* _Task statement_
Exactly reproduce each line of the listing that follows.

* _Listing_
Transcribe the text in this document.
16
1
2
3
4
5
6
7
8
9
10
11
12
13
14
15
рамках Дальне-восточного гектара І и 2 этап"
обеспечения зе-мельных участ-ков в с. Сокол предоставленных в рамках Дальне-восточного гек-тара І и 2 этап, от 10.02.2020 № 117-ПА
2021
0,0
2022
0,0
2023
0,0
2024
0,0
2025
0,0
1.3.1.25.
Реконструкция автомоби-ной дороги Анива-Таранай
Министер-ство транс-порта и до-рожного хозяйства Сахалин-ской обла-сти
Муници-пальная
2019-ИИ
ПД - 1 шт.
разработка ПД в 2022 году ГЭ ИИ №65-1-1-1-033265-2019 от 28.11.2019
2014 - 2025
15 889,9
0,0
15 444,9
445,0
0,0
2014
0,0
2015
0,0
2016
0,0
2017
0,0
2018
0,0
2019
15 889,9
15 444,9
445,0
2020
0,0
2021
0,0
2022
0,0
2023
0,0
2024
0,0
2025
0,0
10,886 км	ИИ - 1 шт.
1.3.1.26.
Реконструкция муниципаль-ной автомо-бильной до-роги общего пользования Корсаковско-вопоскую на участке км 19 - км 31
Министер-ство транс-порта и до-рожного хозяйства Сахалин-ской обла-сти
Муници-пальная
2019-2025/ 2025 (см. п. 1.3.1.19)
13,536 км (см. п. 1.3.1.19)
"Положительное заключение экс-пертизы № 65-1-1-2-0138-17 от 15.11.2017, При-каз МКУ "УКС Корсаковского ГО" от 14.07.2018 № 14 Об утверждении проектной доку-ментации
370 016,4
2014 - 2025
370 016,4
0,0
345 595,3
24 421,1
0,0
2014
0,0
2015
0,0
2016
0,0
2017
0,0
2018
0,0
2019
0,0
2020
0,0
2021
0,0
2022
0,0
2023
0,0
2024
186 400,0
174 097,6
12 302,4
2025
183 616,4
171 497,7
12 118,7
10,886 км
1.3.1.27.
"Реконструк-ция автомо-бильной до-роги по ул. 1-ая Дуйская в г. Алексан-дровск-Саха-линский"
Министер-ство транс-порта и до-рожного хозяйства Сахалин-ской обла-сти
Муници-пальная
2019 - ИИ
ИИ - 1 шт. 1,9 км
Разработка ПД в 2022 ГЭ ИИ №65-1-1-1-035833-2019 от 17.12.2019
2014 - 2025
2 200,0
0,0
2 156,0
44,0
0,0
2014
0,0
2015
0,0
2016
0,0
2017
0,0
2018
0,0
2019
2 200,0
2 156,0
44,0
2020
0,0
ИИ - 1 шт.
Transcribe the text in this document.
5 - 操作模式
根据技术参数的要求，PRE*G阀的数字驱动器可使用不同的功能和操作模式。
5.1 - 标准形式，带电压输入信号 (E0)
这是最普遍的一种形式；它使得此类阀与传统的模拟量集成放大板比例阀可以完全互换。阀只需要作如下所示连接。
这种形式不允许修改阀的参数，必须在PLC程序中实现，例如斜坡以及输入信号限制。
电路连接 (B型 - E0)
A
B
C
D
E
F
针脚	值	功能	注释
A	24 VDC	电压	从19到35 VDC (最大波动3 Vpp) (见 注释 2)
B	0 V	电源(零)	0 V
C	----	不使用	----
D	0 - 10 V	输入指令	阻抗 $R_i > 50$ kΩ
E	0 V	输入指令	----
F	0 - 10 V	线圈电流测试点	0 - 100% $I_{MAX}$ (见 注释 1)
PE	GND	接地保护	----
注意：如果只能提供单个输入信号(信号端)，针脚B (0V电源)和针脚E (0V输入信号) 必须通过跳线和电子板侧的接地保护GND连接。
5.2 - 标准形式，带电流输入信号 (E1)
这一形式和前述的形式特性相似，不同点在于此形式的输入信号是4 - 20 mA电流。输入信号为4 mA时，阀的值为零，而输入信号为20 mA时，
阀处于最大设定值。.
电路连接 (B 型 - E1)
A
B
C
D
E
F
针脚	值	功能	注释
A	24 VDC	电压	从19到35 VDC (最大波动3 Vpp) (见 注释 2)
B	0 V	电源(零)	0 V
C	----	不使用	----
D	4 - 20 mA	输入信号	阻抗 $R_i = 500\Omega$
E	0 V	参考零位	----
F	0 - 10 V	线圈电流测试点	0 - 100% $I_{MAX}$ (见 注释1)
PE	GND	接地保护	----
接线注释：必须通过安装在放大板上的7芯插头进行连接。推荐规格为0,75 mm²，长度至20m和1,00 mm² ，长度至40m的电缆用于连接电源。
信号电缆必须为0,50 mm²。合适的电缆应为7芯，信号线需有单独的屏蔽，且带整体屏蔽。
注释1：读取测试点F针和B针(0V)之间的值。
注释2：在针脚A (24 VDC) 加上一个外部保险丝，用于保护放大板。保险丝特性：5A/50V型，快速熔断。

* _Output for this task_
Transcribe the text in this document.
16
1
2
3
4
5
6
7
8
9
10
11
12
13
14
15
рамках Дальне-восточного гектара І и 2 этап"
обеспечения зе-мельных участ-ков в с. Сокол предоставленных в рамках Дальне-восточного гек-тара І и 2 этап, от 10.02.2020 № 117-ПА
2021
0,0
2022
0,0
2023
0,0
2024
0,0
2025
0,0
1.3.1.25.
Реконструкция автомоби-ной дороги Анива-Таранай
Министер-ство транс-порта и до-рожного хозяйства Сахалин-ской обла-сти
Муници-пальная
2019-ИИ
ПД - 1 шт.
разработка ПД в 2022 году ГЭ ИИ №65-1-1-1-033265-2019 от 28.11.2019
2014 - 2025
15 889,9
0,0
15 444,9
445,0
0,0
2014
0,0
2015
0,0
2016
0,0
2017
0,0
2018
0,0
2019
15 889,9
15 444,9
445,0
2020
0,0
2021
0,0
2022
0,0
2023
0,0
2024
0,0
2025
0,0
10,886 км	ИИ - 1 шт.
1.3.1.26.
Реконструкция муниципаль-ной автомо-бильной до-роги общего пользования Корсаковско-вопоскую на участке км 19 - км 31
Министер-ство транс-порта и до-рожного хозяйства Сахалин-ской обла-сти
Муници-пальная
2019-2025/ 2025 (см. п. 1.3.1.19)
13,536 км (см. п. 1.3.1.19)
"Положительное заключение экс-пертизы № 65-1-1-2-0138-17 от 15.11.2017, При-каз МКУ "УКС Корсаковского ГО" от 14.07.2018 № 14 Об утверждении проектной доку-ментации
370 016,4
2014 - 2025
370 016,4
0,0
345 595,3
24 421,1
0,0
2014
0,0
2015
0,0
2016
0,0
2017
0,0
2018
0,0
2019
0,0
2020
0,0
2021
0,0
2022
0,0
2023
0,0
2024
186 400,0
174 097,6
12 302,4
2025
183 616,4
171 497,7
12 118,7
10,886 км
1.3.1.27.
"Реконструк-ция автомо-бильной до-роги по ул. 1-ая Дуйская в г. Алексан-дровск-Саха-линский"
Министер-ство транс-порта и до-рожного хозяйства Сахалин-ской обла-сти
Муници-пальная
2019 - ИИ
ИИ - 1 шт. 1,9 км
Разработка ПД в 2022 ГЭ ИИ №65-1-1-1-035833-2019 от 17.12.2019
2014 - 2025
2 200,0
0,0
2 156,0
44,0
0,0
2014
0,0
2015
0,0
2016
0,0
2017
0,0
2018
0,0
2019
2 200,0
2 156,0
44,0
2020
0,0
ИИ - 1 шт.
Transcribe the text in this document.
5 - 操作模式
根据技术参数的要求，PRE*G阀的数字驱动器可使用不同的功能和操作模式。
5.1 - 标准形式，带电压输入信号 (E0)
这是最普遍的一种形式；它使得此类阀与传统的模拟量集成放大板比例阀可以完全互换。阀只需要作如下所示连接。
这种形式不允许修改阀的参数，必须在PLC程序中实现，例如斜坡以及输入信号限制。
电路连接 (B型 - E0)
A
B
C
D
E
F
针脚	值	功能	注释
A	24 VDC	电压	从19到35 VDC (最大波动3 Vpp) (见 注释 2)
B	0 V	电源(零)	0 V
C	----	不使用	----
D	0 - 10 V	输入指令	阻抗 $R_i > 50$ kΩ
E	0 V	输入指令	----
F	0 - 10 V	线圈电流测试点	0 - 100% $I_{MAX}$ (见 注释 1)
PE	GND	接地保护	----
注意：如果只能提供单个输入信号(信号端)，针脚B (0V电源)和针脚E (0V输入信号) 必须通过跳线和电子板侧的接地保护GND连接。
5.2 - 标准形式，带电流输入信号 (E1)
这一形式和前述的形式特性相似，不同点在于此形式的输入信号是4 - 20 mA电流。输入信号为4 mA时，阀的值为零，而输入信号为20 mA时，
阀处于最大设定值。.
电路连接 (B 型 - E1)
A
B
C
D
E
F
针脚	值	功能	注释
A	24 VDC	电压	从19到35 VDC (最大波动3 Vpp) (见 注释 2)
B	0 V	电源(零)	0 V
C	----	不使用	----
D	4 - 20 mA	输入信号	阻抗 $R_i = 500\Omega$
E	0 V	参考零位	----
F	0 - 10 V	线圈电流测试点	0 - 100% $I_{MAX}$ (见 注释1)
PE	GND	接地保护	----
接线注释：必须通过安装在放大板上的7芯插头进行连接。推荐规格为0,75 mm²，长度至20m和1,00 mm² ，长度至40m的电缆用于连接电源。
信号电缆必须为0,50 mm²。合适的电缆应为7芯，信号线需有单独的屏蔽，且带整体屏蔽。
注释1：读取测试点F针和B针(0V)之间的值。
注释2：在针脚A (24 VDC) 加上一个外部保险丝，用于保护放大板。保险丝特性：5A/50V型，快速熔断。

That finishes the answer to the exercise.